---------- Given data ----------
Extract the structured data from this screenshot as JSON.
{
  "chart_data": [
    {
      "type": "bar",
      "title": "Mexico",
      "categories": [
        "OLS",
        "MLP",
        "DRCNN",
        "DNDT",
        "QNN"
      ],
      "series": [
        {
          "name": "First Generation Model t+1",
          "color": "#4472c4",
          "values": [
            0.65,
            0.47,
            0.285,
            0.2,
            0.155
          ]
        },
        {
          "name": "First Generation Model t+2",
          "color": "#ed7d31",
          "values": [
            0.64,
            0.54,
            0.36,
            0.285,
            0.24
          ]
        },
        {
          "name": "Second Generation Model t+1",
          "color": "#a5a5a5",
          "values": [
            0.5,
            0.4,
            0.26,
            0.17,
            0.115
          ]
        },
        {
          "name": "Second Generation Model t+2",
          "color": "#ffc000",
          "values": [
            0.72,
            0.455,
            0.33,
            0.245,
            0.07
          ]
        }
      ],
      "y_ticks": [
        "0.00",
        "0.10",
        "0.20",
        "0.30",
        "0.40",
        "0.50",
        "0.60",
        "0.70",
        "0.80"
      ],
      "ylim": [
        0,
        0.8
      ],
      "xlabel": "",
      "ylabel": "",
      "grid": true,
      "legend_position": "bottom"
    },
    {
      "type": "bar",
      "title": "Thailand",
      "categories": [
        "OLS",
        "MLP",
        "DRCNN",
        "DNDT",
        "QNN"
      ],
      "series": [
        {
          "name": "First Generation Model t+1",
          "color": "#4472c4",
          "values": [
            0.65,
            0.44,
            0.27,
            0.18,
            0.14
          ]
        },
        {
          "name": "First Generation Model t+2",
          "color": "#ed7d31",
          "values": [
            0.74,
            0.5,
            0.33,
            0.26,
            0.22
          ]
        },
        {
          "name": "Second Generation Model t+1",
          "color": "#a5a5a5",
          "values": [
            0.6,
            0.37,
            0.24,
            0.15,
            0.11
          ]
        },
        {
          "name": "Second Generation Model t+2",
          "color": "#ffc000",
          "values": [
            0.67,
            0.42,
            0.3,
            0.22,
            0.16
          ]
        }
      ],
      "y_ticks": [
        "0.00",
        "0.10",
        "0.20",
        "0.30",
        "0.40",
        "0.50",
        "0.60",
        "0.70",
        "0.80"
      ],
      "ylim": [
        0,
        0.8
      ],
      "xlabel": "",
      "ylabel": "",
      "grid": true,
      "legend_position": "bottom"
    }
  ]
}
----------
**What is needed**: Type out the full listing again, exactly as given.

**Solved exercise**:
Extract the structured data from this screenshot as JSON.
{
  "chart_data": [
    {
      "type": "bar",
      "title": "Mexico",
      "categories": [
        "OLS",
        "MLP",
        "DRCNN",
        "DNDT",
        "QNN"
      ],
      "series": [
        {
          "name": "First Generation Model t+1",
          "color": "#4472c4",
          "values": [
            0.65,
            0.47,
            0.285,
            0.2,
            0.155
          ]
        },
        {
          "name": "First Generation Model t+2",
          "color": "#ed7d31",
          "values": [
            0.64,
            0.54,
            0.36,
            0.285,
            0.24
          ]
        },
        {
          "name": "Second Generation Model t+1",
          "color": "#a5a5a5",
          "values": [
            0.5,
            0.4,
            0.26,
            0.17,
            0.115
          ]
        },
        {
          "name": "Second Generation Model t+2",
          "color": "#ffc000",
          "values": [
            0.72,
            0.455,
            0.33,
            0.245,
            0.07
          ]
        }
      ],
      "y_ticks": [
        "0.00",
        "0.10",
        "0.20",
        "0.30",
        "0.40",
        "0.50",
        "0.60",
        "0.70",
        "0.80"
      ],
      "ylim": [
        0,
        0.8
      ],
      "xlabel": "",
      "ylabel": "",
      "grid": true,
      "legend_position": "bottom"
    },
    {
      "type": "bar",
      "title": "Thailand",
      "categories": [
        "OLS",
        "MLP",
        "DRCNN",
        "DNDT",
        "QNN"
      ],
      "series": [
        {
          "name": "First Generation Model t+1",
          "color": "#4472c4",
          "values": [
            0.65,
            0.44,
            0.27,
            0.18,
            0.14
          ]
        },
        {
          "name": "First Generation Model t+2",
          "color": "#ed7d31",
          "values": [
            0.74,
            0.5,
            0.33,
            0.26,
            0.22
          ]
        },
        {
          "name": "Second Generation Model t+1",
          "color": "#a5a5a5",
          "values": [
            0.6,
            0.37,
            0.24,
            0.15,
            0.11
          ]
        },
        {
          "name": "Second Generation Model t+2",
          "color": "#ffc000",
          "values": [
            0.67,
            0.42,
            0.3,
            0.22,
            0.16
          ]
        }
      ],
      "y_ticks": [
        "0.00",
        "0.10",
        "0.20",
        "0.30",
        "0.40",
        "0.50",
        "0.60",
        "0.70",
        "0.80"
      ],
      "ylim": [
        0,
        0.8
      ],
      "xlabel": "",
      "ylabel": "",
      "grid": true,
      "legend_position": "bottom"
    }
  ]
}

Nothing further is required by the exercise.